Collected data entries
········
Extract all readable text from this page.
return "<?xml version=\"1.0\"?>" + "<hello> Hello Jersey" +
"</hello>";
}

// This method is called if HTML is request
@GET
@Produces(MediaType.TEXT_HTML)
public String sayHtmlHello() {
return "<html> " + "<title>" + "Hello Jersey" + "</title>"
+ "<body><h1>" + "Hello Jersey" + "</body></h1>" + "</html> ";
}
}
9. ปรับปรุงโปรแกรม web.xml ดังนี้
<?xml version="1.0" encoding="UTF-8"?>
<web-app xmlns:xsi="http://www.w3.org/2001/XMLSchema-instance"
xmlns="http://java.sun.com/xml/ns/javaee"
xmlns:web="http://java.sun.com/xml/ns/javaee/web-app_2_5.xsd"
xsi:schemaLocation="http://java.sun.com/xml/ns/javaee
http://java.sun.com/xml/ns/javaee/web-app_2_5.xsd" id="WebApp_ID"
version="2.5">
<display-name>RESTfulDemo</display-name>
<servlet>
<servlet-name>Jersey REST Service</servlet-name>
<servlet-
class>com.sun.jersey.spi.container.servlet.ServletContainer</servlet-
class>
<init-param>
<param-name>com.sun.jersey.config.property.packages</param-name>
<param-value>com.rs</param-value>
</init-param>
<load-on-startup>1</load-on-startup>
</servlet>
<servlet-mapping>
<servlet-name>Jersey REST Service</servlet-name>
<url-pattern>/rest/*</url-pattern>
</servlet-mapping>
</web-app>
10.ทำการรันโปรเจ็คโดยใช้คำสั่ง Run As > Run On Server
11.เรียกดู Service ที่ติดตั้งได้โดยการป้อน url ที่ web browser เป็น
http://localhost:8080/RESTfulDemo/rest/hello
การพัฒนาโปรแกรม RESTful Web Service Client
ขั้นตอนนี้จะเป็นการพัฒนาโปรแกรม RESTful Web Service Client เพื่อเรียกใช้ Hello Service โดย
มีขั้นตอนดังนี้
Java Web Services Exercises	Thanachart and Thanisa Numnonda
········
WHAT NEEDS TO BE DONE: From the data, list each line in which the string "xmlns" appears.

SOLUTION TO THE EXERCISE:
<web-app xmlns:xsi="http://www.w3.org/2001/XMLSchema-instance"
xmlns="http://java.sun.com/xml/ns/javaee"
xmlns:web="http://java.sun.com/xml/ns/javaee/web-app_2_5.xsd"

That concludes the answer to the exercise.